• **JOB**: The exercise asks for every line of the data to be reproduced exactly.

# START OF ITEMS

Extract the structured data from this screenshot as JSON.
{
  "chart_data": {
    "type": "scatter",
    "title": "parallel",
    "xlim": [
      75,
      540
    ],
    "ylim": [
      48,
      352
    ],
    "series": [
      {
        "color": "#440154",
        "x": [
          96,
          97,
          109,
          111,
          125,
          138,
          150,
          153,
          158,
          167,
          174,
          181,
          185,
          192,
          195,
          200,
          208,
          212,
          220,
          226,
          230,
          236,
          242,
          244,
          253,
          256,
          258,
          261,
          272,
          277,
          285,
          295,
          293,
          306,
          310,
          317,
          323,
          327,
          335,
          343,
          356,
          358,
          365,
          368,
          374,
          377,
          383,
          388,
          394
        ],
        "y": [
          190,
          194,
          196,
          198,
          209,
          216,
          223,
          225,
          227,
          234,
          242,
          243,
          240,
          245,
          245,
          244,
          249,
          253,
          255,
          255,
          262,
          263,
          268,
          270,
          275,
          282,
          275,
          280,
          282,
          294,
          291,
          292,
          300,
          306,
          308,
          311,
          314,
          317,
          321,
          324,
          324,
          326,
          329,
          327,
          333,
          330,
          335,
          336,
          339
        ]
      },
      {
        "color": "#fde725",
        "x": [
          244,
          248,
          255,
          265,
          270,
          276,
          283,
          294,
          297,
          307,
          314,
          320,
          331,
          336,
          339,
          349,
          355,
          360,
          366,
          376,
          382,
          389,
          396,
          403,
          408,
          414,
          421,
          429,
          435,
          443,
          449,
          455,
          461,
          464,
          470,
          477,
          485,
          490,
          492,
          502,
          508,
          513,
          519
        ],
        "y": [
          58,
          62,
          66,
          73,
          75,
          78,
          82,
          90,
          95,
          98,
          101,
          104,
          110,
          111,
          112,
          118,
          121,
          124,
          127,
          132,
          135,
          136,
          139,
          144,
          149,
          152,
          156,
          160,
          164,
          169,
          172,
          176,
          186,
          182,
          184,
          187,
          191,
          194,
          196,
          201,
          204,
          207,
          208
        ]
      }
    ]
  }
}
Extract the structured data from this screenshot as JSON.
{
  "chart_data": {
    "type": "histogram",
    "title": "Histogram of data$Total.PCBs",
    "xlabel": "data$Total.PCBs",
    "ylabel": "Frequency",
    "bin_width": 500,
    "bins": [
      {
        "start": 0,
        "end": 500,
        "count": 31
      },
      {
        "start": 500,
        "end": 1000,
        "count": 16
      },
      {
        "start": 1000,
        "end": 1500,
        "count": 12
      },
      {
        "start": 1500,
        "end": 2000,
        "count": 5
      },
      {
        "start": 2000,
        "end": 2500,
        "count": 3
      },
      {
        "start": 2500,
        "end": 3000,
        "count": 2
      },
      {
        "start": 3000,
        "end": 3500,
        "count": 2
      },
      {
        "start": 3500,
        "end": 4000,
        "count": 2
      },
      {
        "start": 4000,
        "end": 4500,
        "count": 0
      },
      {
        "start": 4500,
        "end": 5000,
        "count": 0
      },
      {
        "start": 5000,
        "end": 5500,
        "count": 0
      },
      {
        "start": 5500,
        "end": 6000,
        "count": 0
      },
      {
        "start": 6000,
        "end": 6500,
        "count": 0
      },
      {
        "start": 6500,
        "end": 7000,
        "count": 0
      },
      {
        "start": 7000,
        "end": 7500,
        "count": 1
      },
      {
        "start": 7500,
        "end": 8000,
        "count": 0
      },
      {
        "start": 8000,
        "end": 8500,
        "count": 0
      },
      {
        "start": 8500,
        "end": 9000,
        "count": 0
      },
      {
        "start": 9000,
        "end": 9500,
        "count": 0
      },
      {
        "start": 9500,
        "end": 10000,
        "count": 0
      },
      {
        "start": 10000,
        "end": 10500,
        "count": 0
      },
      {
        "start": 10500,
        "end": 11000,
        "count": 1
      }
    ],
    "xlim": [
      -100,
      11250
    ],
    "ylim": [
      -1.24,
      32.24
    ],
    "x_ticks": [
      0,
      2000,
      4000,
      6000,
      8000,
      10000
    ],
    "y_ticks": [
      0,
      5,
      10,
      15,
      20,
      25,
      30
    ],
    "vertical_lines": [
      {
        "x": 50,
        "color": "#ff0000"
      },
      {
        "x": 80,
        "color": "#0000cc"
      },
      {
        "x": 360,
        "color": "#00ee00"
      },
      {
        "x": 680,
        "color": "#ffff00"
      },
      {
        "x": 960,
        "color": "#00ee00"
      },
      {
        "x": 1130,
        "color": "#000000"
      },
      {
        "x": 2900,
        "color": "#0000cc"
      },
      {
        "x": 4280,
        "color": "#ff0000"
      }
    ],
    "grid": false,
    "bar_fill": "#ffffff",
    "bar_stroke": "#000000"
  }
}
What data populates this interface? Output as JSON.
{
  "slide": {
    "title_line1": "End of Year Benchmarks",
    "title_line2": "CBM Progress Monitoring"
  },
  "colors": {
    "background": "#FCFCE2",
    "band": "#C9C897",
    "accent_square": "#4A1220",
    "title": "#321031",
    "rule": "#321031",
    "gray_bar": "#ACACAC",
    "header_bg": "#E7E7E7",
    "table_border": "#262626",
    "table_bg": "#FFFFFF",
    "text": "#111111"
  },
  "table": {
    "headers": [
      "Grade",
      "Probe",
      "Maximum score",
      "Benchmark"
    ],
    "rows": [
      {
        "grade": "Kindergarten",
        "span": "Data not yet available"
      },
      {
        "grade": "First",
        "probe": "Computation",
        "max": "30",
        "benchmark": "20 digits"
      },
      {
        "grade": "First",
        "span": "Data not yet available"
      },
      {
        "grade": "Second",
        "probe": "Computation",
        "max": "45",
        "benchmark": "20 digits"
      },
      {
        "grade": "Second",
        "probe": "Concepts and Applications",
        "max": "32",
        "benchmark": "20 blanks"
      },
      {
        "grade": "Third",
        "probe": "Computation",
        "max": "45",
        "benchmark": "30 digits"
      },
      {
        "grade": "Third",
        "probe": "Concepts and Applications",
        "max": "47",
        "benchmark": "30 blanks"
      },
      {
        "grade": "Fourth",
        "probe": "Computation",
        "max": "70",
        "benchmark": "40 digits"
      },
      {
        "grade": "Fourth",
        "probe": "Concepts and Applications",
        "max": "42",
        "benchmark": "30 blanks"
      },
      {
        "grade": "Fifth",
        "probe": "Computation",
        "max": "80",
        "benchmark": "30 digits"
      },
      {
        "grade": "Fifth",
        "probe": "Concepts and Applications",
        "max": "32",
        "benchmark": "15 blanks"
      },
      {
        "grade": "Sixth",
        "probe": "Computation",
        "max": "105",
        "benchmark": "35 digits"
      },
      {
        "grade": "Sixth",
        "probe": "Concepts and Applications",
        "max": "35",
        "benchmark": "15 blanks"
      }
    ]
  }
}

# END OF ITEMS

• **RESPONSE TO THIS TASK**:
Extract the structured data from this screenshot as JSON.
{
  "chart_data": {
    "type": "scatter",
    "title": "parallel",
    "xlim": [
      75,
      540
    ],
    "ylim": [
      48,
      352
    ],
    "series": [
      {
        "color": "#440154",
        "x": [
          96,
          97,
          109,
          111,
          125,
          138,
          150,
          153,
          158,
          167,
          174,
          181,
          185,
          192,
          195,
          200,
          208,
          212,
          220,
          226,
          230,
          236,
          242,
          244,
          253,
          256,
          258,
          261,
          272,
          277,
          285,
          295,
          293,
          306,
          310,
          317,
          323,
          327,
          335,
          343,
          356,
          358,
          365,
          368,
          374,
          377,
          383,
          388,
          394
        ],
        "y": [
          190,
          194,
          196,
          198,
          209,
          216,
          223,
          225,
          227,
          234,
          242,
          243,
          240,
          245,
          245,
          244,
          249,
          253,
          255,
          255,
          262,
          263,
          268,
          270,
          275,
          282,
          275,
          280,
          282,
          294,
          291,
          292,
          300,
          306,
          308,
          311,
          314,
          317,
          321,
          324,
          324,
          326,
          329,
          327,
          333,
          330,
          335,
          336,
          339
        ]
      },
      {
        "color": "#fde725",
        "x": [
          244,
          248,
          255,
          265,
          270,
          276,
          283,
          294,
          297,
          307,
          314,
          320,
          331,
          336,
          339,
          349,
          355,
          360,
          366,
          376,
          382,
          389,
          396,
          403,
          408,
          414,
          421,
          429,
          435,
          443,
          449,
          455,
          461,
          464,
          470,
          477,
          485,
          490,
          492,
          502,
          508,
          513,
          519
        ],
        "y": [
          58,
          62,
          66,
          73,
          75,
          78,
          82,
          90,
          95,
          98,
          101,
          104,
          110,
          111,
          112,
          118,
          121,
          124,
          127,
          132,
          135,
          136,
          139,
          144,
          149,
          152,
          156,
          160,
          164,
          169,
          172,
          176,
          186,
          182,
          184,
          187,
          191,
          194,
          196,
          201,
          204,
          207,
          208
        ]
      }
    ]
  }
}
Extract the structured data from this screenshot as JSON.
{
  "chart_data": {
    "type": "histogram",
    "title": "Histogram of data$Total.PCBs",
    "xlabel": "data$Total.PCBs",
    "ylabel": "Frequency",
    "bin_width": 500,
    "bins": [
      {
        "start": 0,
        "end": 500,
        "count": 31
      },
      {
        "start": 500,
        "end": 1000,
        "count": 16
      },
      {
        "start": 1000,
        "end": 1500,
        "count": 12
      },
      {
        "start": 1500,
        "end": 2000,
        "count": 5
      },
      {
        "start": 2000,
        "end": 2500,
        "count": 3
      },
      {
        "start": 2500,
        "end": 3000,
        "count": 2
      },
      {
        "start": 3000,
        "end": 3500,
        "count": 2
      },
      {
        "start": 3500,
        "end": 4000,
        "count": 2
      },
      {
        "start": 4000,
        "end": 4500,
        "count": 0
      },
      {
        "start": 4500,
        "end": 5000,
        "count": 0
      },
      {
        "start": 5000,
        "end": 5500,
        "count": 0
      },
      {
        "start": 5500,
        "end": 6000,
        "count": 0
      },
      {
        "start": 6000,
        "end": 6500,
        "count": 0
      },
      {
        "start": 6500,
        "end": 7000,
        "count": 0
      },
      {
        "start": 7000,
        "end": 7500,
        "count": 1
      },
      {
        "start": 7500,
        "end": 8000,
        "count": 0
      },
      {
        "start": 8000,
        "end": 8500,
        "count": 0
      },
      {
        "start": 8500,
        "end": 9000,
        "count": 0
      },
      {
        "start": 9000,
        "end": 9500,
        "count": 0
      },
      {
        "start": 9500,
        "end": 10000,
        "count": 0
      },
      {
        "start": 10000,
        "end": 10500,
        "count": 0
      },
      {
        "start": 10500,
        "end": 11000,
        "count": 1
      }
    ],
    "xlim": [
      -100,
      11250
    ],
    "ylim": [
      -1.24,
      32.24
    ],
    "x_ticks": [
      0,
      2000,
      4000,
      6000,
      8000,
      10000
    ],
    "y_ticks": [
      0,
      5,
      10,
      15,
      20,
      25,
      30
    ],
    "vertical_lines": [
      {
        "x": 50,
        "color": "#ff0000"
      },
      {
        "x": 80,
        "color": "#0000cc"
      },
      {
        "x": 360,
        "color": "#00ee00"
      },
      {
        "x": 680,
        "color": "#ffff00"
      },
      {
        "x": 960,
        "color": "#00ee00"
      },
      {
        "x": 1130,
        "color": "#000000"
      },
      {
        "x": 2900,
        "color": "#0000cc"
      },
      {
        "x": 4280,
        "color": "#ff0000"
      }
    ],
    "grid": false,
    "bar_fill": "#ffffff",
    "bar_stroke": "#000000"
  }
}
What data populates this interface? Output as JSON.
{
  "slide": {
    "title_line1": "End of Year Benchmarks",
    "title_line2": "CBM Progress Monitoring"
  },
  "colors": {
    "background": "#FCFCE2",
    "band": "#C9C897",
    "accent_square": "#4A1220",
    "title": "#321031",
    "rule": "#321031",
    "gray_bar": "#ACACAC",
    "header_bg": "#E7E7E7",
    "table_border": "#262626",
    "table_bg": "#FFFFFF",
    "text": "#111111"
  },
  "table": {
    "headers": [
      "Grade",
      "Probe",
      "Maximum score",
      "Benchmark"
    ],
    "rows": [
      {
        "grade": "Kindergarten",
        "span": "Data not yet available"
      },
      {
        "grade": "First",
        "probe": "Computation",
        "max": "30",
        "benchmark": "20 digits"
      },
      {
        "grade": "First",
        "span": "Data not yet available"
      },
      {
        "grade": "Second",
        "probe": "Computation",
        "max": "45",
        "benchmark": "20 digits"
      },
      {
        "grade": "Second",
        "probe": "Concepts and Applications",
        "max": "32",
        "benchmark": "20 blanks"
      },
      {
        "grade": "Third",
        "probe": "Computation",
        "max": "45",
        "benchmark": "30 digits"
      },
      {
        "grade": "Third",
        "probe": "Concepts and Applications",
        "max": "47",
        "benchmark": "30 blanks"
      },
      {
        "grade": "Fourth",
        "probe": "Computation",
        "max": "70",
        "benchmark": "40 digits"
      },
      {
        "grade": "Fourth",
        "probe": "Concepts and Applications",
        "max": "42",
        "benchmark": "30 blanks"
      },
      {
        "grade": "Fifth",
        "probe": "Computation",
        "max": "80",
        "benchmark": "30 digits"
      },
      {
        "grade": "Fifth",
        "probe": "Concepts and Applications",
        "max": "32",
        "benchmark": "15 blanks"
      },
      {
        "grade": "Sixth",
        "probe": "Computation",
        "max": "105",
        "benchmark": "35 digits"
      },
      {
        "grade": "Sixth",
        "probe": "Concepts and Applications",
        "max": "35",
        "benchmark": "15 blanks"
      }
    ]
  }
}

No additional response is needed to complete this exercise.